Dataset entries on figures:
——
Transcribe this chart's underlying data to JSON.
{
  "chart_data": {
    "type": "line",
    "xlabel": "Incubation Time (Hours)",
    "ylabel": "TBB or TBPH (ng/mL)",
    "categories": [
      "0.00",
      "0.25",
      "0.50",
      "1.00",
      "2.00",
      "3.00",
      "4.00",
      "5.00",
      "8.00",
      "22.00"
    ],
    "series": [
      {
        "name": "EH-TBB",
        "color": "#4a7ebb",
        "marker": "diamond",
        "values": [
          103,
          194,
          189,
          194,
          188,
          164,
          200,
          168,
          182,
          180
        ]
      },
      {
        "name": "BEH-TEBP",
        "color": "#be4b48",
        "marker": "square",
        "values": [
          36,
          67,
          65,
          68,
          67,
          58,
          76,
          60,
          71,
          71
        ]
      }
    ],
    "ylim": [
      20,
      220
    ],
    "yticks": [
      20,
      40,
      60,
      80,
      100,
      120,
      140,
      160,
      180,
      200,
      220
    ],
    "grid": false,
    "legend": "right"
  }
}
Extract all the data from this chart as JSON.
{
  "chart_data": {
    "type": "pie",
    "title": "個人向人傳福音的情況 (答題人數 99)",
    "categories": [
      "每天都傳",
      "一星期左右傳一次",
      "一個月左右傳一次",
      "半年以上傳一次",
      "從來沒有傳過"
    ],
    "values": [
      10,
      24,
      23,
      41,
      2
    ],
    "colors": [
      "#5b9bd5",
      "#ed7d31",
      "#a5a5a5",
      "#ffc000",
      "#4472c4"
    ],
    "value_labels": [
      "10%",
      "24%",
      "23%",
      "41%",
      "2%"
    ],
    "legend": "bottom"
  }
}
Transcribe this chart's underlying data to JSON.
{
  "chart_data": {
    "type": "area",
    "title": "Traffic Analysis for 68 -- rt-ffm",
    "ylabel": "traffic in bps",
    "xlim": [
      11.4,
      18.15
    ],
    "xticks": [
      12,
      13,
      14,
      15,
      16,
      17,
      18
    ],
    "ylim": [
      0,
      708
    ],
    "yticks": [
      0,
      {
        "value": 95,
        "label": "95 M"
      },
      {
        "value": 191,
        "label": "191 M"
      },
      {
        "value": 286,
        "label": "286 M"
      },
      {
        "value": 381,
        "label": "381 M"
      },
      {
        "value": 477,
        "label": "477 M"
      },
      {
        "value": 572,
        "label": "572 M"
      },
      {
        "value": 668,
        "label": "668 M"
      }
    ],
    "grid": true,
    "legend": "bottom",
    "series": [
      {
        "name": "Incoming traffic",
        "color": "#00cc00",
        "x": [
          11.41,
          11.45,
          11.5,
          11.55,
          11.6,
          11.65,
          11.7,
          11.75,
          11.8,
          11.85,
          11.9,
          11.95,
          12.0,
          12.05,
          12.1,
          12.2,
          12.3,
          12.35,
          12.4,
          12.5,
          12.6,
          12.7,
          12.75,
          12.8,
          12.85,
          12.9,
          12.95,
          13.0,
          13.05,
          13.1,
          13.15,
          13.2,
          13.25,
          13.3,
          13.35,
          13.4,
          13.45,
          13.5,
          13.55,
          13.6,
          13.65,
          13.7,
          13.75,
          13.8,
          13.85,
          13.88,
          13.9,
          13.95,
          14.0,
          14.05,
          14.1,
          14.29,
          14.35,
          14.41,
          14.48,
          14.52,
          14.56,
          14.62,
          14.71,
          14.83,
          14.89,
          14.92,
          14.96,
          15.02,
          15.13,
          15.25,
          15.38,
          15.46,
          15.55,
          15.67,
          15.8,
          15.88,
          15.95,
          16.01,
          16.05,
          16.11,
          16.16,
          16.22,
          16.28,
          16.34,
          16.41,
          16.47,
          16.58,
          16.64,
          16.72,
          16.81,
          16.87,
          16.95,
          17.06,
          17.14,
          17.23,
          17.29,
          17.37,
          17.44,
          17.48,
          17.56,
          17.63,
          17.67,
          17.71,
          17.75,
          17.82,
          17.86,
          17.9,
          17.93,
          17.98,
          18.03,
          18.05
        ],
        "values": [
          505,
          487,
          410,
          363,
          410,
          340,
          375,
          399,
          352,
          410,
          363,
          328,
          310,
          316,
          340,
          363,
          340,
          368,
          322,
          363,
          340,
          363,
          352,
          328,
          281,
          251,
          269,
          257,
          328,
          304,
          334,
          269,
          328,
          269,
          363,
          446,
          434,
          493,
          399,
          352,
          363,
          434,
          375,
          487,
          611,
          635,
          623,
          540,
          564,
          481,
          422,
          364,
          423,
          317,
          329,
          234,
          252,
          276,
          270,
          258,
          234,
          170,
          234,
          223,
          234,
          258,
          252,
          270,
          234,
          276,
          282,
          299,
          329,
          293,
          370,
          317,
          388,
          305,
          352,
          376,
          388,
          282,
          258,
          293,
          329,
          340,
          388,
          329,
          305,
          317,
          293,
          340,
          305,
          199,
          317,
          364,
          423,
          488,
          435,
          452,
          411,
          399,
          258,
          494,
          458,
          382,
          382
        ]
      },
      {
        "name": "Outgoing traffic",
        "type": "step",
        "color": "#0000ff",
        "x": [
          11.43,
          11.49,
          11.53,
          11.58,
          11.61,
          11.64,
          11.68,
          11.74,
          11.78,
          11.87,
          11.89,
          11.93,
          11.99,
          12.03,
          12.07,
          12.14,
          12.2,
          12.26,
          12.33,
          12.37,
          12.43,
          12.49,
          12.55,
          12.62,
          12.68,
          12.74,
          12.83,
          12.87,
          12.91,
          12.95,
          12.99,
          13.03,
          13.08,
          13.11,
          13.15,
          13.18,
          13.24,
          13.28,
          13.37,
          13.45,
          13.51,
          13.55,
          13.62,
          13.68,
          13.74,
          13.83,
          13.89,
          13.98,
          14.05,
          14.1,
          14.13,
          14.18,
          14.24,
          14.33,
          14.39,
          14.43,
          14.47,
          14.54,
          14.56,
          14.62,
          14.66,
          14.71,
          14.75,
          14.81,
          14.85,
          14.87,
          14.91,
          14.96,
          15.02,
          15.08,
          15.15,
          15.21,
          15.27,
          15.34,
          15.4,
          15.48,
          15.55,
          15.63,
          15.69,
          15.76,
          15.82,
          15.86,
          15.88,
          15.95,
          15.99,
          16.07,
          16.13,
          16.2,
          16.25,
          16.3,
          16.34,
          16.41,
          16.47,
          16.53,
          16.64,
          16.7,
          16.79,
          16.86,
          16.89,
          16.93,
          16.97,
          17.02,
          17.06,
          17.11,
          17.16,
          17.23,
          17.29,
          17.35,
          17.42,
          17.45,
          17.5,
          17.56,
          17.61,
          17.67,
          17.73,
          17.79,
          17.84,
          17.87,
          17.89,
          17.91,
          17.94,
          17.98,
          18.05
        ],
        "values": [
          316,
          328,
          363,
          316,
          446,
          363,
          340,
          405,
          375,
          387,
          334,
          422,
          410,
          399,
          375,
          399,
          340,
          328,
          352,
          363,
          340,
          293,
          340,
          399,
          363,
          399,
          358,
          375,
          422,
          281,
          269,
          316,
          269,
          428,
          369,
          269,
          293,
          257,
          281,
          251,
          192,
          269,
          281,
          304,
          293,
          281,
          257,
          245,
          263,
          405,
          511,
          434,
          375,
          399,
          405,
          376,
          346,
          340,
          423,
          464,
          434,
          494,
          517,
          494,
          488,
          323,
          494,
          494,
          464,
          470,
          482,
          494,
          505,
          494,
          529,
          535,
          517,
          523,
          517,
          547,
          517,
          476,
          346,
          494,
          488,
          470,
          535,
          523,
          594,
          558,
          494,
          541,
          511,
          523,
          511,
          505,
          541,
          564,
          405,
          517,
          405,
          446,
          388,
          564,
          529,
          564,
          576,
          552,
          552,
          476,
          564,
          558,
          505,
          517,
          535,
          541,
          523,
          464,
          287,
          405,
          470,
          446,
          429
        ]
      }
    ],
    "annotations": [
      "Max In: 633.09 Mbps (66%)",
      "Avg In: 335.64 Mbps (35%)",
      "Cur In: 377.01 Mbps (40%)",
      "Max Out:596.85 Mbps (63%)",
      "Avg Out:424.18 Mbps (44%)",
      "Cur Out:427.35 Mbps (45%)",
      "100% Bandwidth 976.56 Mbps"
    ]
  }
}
——
Gather, from the listing above, every line carrying the word "legend".

    "legend": "right"
    "legend": "bottom"
    "legend": "bottom",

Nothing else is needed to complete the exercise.